Where a line holds "документах", copy it.

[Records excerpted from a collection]
^^^^
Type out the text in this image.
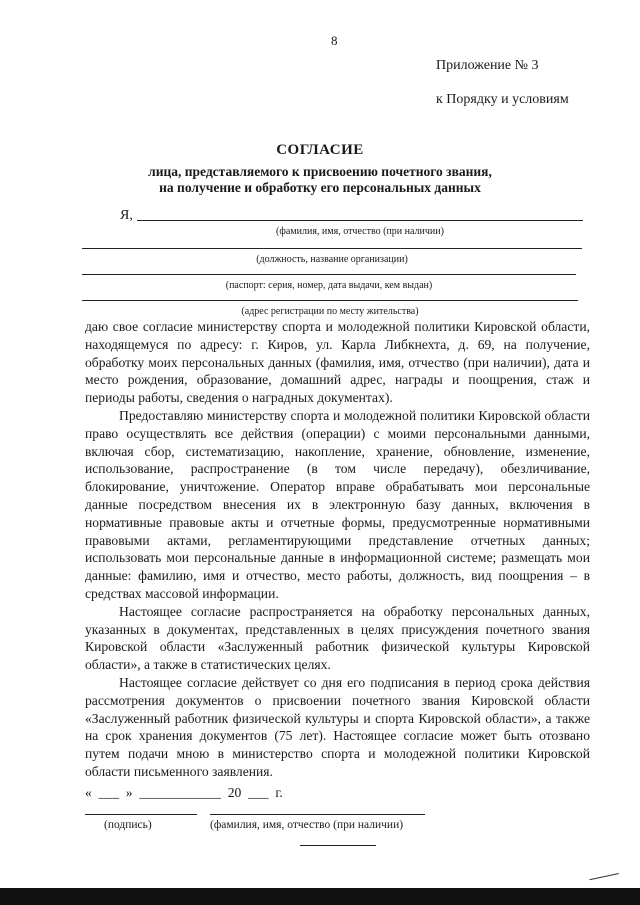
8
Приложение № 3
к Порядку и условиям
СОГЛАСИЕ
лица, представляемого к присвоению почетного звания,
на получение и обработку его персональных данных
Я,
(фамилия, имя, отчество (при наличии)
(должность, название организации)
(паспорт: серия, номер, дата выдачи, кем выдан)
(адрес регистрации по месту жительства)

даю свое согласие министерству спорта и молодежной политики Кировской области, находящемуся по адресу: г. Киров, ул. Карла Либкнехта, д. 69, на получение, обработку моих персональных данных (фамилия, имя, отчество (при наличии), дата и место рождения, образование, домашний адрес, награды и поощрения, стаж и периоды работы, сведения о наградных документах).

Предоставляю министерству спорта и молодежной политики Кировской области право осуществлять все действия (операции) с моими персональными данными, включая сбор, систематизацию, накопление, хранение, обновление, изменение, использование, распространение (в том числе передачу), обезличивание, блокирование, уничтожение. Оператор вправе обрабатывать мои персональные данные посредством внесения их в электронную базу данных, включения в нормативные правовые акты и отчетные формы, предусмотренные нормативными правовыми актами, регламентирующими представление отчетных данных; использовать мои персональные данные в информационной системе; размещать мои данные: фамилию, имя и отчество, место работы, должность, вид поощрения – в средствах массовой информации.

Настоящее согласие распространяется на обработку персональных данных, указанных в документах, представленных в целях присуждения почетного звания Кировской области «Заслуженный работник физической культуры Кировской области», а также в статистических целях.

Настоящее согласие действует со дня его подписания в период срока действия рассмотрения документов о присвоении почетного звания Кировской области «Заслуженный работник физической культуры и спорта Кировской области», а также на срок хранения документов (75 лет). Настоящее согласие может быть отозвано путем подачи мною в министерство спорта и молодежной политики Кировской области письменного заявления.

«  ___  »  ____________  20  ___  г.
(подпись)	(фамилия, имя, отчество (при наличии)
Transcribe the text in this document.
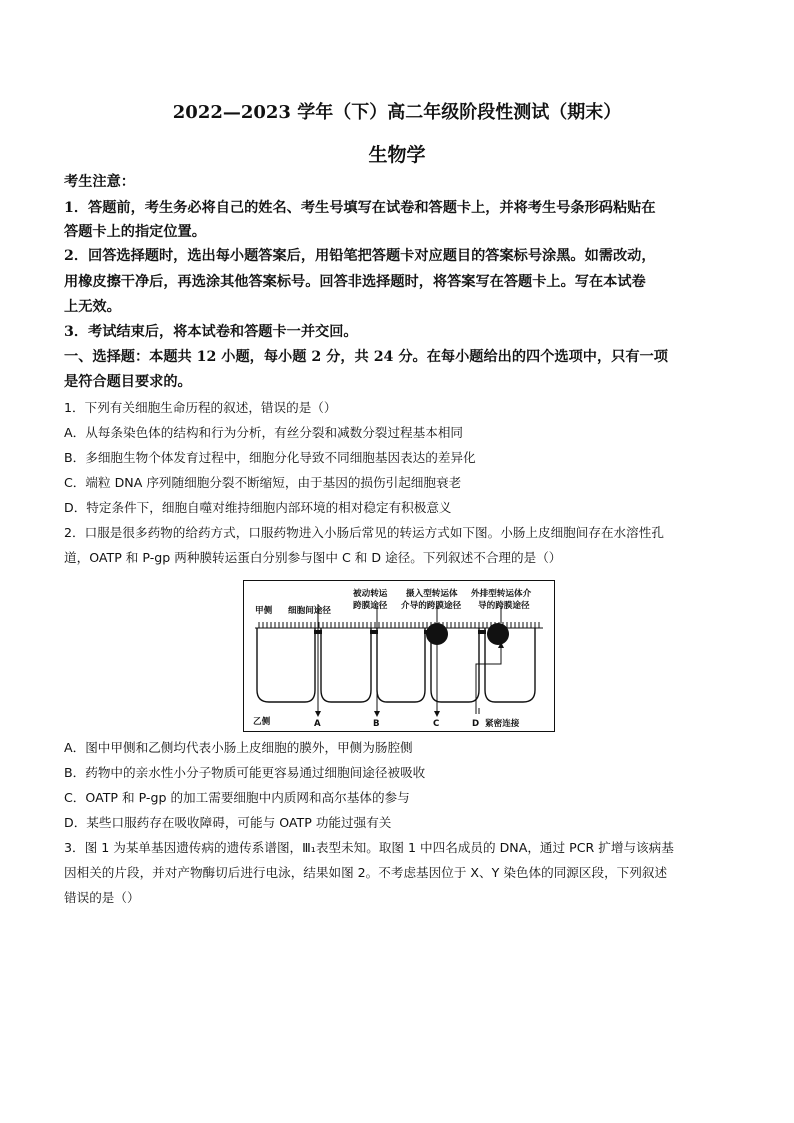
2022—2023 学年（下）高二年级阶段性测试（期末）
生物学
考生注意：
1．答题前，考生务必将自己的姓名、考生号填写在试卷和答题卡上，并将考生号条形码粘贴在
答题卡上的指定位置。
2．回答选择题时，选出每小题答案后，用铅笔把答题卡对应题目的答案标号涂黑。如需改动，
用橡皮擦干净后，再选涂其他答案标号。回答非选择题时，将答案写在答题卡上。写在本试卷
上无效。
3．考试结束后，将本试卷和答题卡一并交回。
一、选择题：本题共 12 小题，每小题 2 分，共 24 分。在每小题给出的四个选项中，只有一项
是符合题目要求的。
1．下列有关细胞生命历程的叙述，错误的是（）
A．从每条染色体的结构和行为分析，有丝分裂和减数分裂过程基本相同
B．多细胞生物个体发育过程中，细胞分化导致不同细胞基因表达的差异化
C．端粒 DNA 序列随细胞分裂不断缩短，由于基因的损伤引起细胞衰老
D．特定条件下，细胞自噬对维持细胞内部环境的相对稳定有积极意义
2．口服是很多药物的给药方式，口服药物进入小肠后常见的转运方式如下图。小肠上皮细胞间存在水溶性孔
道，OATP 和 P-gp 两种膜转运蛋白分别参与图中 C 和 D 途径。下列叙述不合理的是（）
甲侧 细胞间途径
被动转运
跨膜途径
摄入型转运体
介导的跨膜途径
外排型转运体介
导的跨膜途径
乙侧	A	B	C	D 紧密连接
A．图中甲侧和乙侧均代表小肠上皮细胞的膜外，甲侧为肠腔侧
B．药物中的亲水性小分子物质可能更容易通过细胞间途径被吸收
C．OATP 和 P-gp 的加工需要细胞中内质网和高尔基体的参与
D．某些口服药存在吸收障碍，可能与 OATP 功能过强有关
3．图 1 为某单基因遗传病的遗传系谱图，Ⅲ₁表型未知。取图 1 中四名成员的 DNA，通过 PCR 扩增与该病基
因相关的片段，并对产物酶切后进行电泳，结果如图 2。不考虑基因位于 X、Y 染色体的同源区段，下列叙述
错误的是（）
^^^^
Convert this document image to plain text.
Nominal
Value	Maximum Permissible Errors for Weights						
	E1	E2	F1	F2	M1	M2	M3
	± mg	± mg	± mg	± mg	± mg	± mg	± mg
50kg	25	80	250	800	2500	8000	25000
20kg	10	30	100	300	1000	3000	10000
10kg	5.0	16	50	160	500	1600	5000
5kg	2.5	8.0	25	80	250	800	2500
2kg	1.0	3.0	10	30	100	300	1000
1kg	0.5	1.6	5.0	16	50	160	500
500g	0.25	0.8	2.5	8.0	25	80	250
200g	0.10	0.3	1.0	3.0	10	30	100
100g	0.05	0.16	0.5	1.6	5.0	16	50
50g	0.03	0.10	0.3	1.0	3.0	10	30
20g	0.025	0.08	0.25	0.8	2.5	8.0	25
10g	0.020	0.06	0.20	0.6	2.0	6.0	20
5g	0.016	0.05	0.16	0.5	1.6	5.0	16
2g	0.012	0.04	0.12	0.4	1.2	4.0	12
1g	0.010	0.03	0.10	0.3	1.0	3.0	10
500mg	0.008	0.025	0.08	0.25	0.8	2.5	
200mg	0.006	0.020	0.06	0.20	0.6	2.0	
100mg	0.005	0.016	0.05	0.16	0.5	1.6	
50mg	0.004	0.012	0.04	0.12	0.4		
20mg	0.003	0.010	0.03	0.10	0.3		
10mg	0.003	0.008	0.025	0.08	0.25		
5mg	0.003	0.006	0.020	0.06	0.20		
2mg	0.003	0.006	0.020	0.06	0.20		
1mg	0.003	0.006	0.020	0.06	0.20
^^^^
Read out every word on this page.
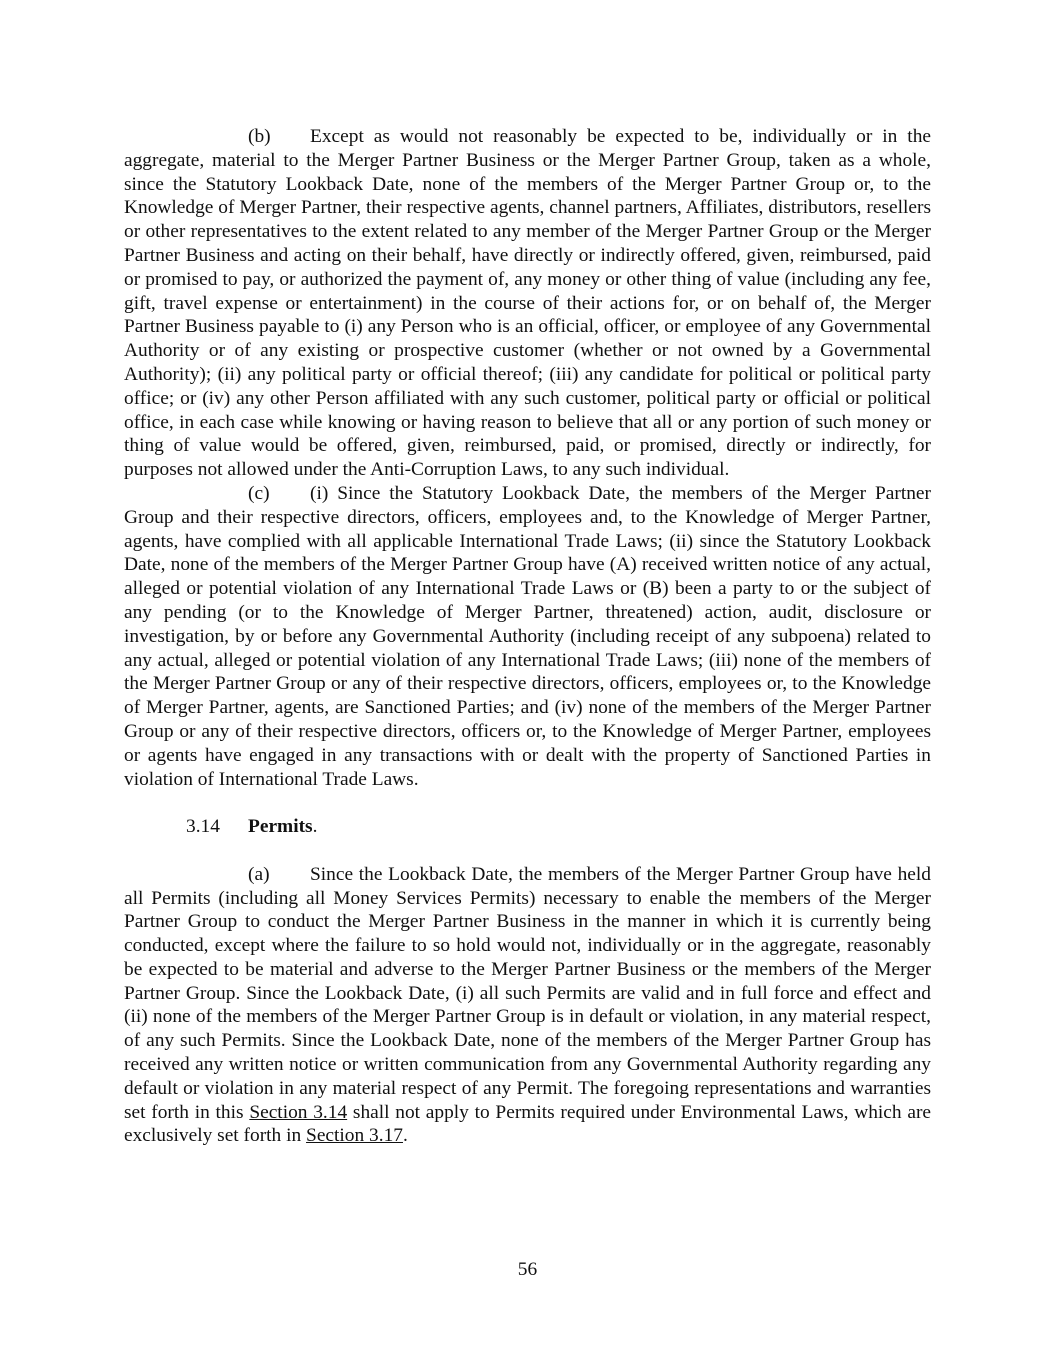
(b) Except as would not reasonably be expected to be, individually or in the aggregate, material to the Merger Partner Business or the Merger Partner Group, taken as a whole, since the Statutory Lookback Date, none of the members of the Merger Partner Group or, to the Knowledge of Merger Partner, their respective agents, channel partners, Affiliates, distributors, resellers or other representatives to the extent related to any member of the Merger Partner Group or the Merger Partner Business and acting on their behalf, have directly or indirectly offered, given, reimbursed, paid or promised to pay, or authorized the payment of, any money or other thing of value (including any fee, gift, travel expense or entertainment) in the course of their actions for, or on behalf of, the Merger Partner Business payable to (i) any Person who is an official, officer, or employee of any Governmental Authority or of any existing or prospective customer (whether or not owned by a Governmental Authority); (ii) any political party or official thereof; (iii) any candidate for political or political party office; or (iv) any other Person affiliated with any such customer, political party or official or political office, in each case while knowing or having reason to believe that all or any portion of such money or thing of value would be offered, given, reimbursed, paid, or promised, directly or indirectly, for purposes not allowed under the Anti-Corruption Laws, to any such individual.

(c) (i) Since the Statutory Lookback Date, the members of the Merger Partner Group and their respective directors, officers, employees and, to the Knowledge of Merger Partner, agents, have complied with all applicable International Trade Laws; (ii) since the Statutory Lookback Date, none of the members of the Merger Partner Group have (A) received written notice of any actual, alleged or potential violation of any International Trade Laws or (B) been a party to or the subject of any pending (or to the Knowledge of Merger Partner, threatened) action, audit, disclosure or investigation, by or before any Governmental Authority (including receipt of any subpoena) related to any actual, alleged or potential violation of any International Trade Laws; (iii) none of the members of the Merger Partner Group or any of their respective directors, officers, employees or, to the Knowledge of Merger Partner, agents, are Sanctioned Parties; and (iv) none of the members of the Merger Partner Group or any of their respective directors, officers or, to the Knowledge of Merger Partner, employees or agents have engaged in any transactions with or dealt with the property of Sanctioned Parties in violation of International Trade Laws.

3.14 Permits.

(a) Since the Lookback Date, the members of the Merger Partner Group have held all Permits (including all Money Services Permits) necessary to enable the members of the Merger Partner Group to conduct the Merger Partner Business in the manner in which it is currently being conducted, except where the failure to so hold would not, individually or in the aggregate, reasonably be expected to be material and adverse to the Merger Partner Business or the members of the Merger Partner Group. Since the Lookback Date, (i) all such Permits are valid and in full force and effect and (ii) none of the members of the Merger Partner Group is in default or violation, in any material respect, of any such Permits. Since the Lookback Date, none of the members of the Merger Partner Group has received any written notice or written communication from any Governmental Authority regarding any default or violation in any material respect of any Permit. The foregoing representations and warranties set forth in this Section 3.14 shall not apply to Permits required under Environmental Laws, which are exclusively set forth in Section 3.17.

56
^^^^
FINISHED TASK —
даю свое согласие министерству спорта и молодежной политики Кировской области, находящемуся по адресу: г. Киров, ул. Карла Либкнехта, д. 69, на получение, обработку моих персональных данных (фамилия, имя, отчество (при наличии), дата и место рождения, образование, домашний адрес, награды и поощрения, стаж и периоды работы, сведения о наградных документах).
Настоящее согласие распространяется на обработку персональных данных, указанных в документах, представленных в целях присуждения почетного звания Кировской области «Заслуженный работник физической культуры Кировской области», а также в статистических целях.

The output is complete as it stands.